• TASK PROMPT:
From the entries below, count every line that contains the word "Working". Please give the number and nothing else.

• LISTING:
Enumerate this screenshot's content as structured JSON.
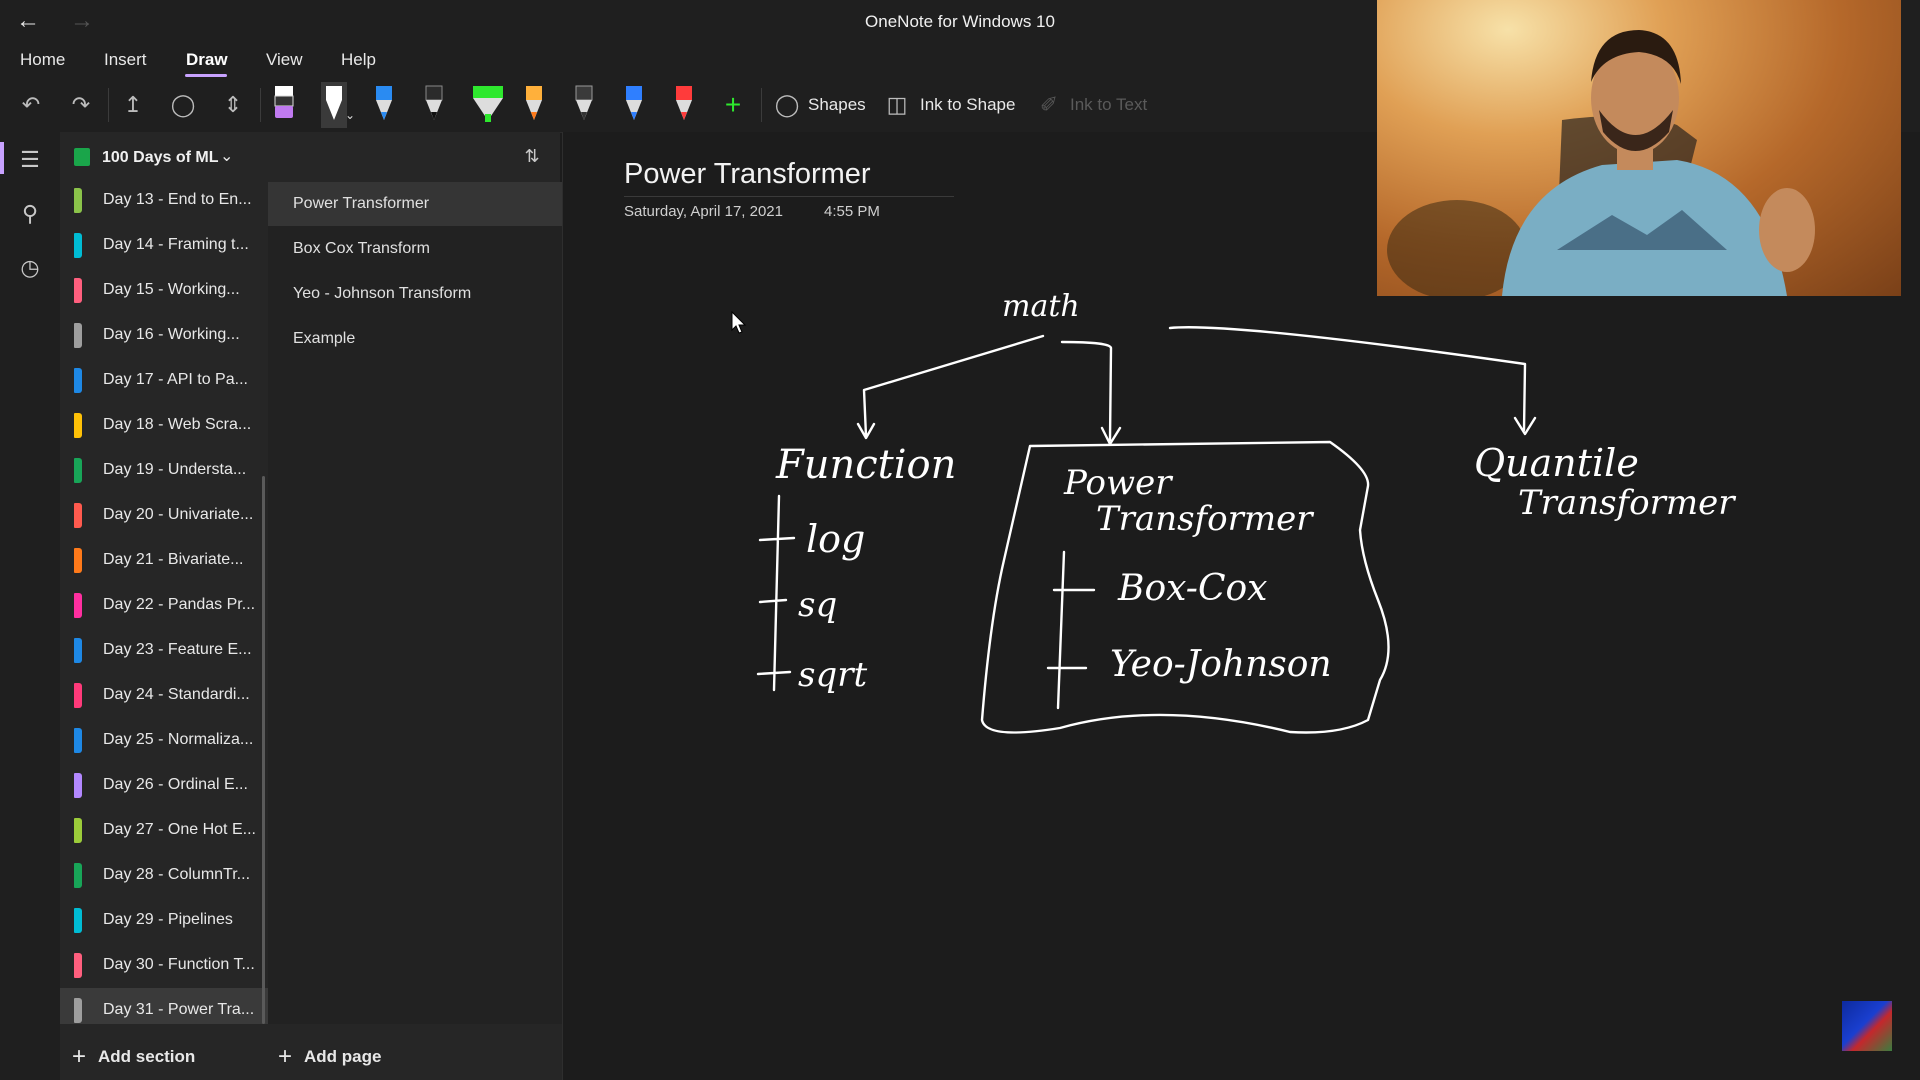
{
  "titlebar": {
    "title": "OneNote for Windows 10",
    "back_icon": "arrow-left-icon",
    "forward_icon": "arrow-right-icon"
  },
  "menu": {
    "items": [
      "Home",
      "Insert",
      "Draw",
      "View",
      "Help"
    ],
    "active": "Draw"
  },
  "ribbon": {
    "shapes_label": "Shapes",
    "ink_to_shape_label": "Ink to Shape",
    "ink_to_text_label": "Ink to Text",
    "pen_colors": [
      "#c07af0",
      "#ffffff",
      "#2a8bf2",
      "#2b2b2b",
      "#2ee82e",
      "#ffb03b",
      "#3a3a3a",
      "#2f7fff",
      "#ff3b3b"
    ]
  },
  "notebook": {
    "name": "100 Days of ML",
    "color": "#1aa54a"
  },
  "sections": [
    {
      "label": "Day 13 - End to En...",
      "color": "#8bc34a"
    },
    {
      "label": "Day 14 - Framing t...",
      "color": "#00bcd4"
    },
    {
      "label": "Day 15 - Working...",
      "color": "#ff5f7e"
    },
    {
      "label": "Day 16 - Working...",
      "color": "#9e9e9e"
    },
    {
      "label": "Day 17 - API to Pa...",
      "color": "#1e88e5"
    },
    {
      "label": "Day 18 - Web Scra...",
      "color": "#ffc107"
    },
    {
      "label": "Day 19 - Understa...",
      "color": "#18a558"
    },
    {
      "label": "Day 20 - Univariate...",
      "color": "#ff5a4e"
    },
    {
      "label": "Day 21 - Bivariate...",
      "color": "#ff7a1a"
    },
    {
      "label": "Day 22 - Pandas Pr...",
      "color": "#ff2fa0"
    },
    {
      "label": "Day 23 - Feature E...",
      "color": "#1e88e5"
    },
    {
      "label": "Day 24 - Standardi...",
      "color": "#ff3a7a"
    },
    {
      "label": "Day 25 - Normaliza...",
      "color": "#1e88e5"
    },
    {
      "label": "Day 26 - Ordinal E...",
      "color": "#b388ff"
    },
    {
      "label": "Day 27 - One Hot E...",
      "color": "#9ccc3a"
    },
    {
      "label": "Day 28 - ColumnTr...",
      "color": "#18a558"
    },
    {
      "label": "Day 29 - Pipelines",
      "color": "#00bcd4"
    },
    {
      "label": "Day 30 - Function T...",
      "color": "#ff5f7e"
    },
    {
      "label": "Day 31 - Power Tra...",
      "color": "#9e9e9e",
      "selected": true
    }
  ],
  "pages": [
    {
      "label": "Power Transformer",
      "selected": true
    },
    {
      "label": "Box Cox Transform"
    },
    {
      "label": "Yeo - Johnson Transform"
    },
    {
      "label": "Example"
    }
  ],
  "footer": {
    "add_section": "Add section",
    "add_page": "Add page"
  },
  "note": {
    "title": "Power Transformer",
    "date": "Saturday, April 17, 2021",
    "time": "4:55 PM",
    "ink": {
      "root": "math",
      "branch1": "Function",
      "branch1_items": [
        "log",
        "sq",
        "sqrt"
      ],
      "branch2_line1": "Power",
      "branch2_line2": "Transformer",
      "branch2_items": [
        "Box-Cox",
        "Yeo-Johnson"
      ],
      "branch3_line1": "Quantile",
      "branch3_line2": "Transformer"
    }
  }
}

• FINAL RESULT:
2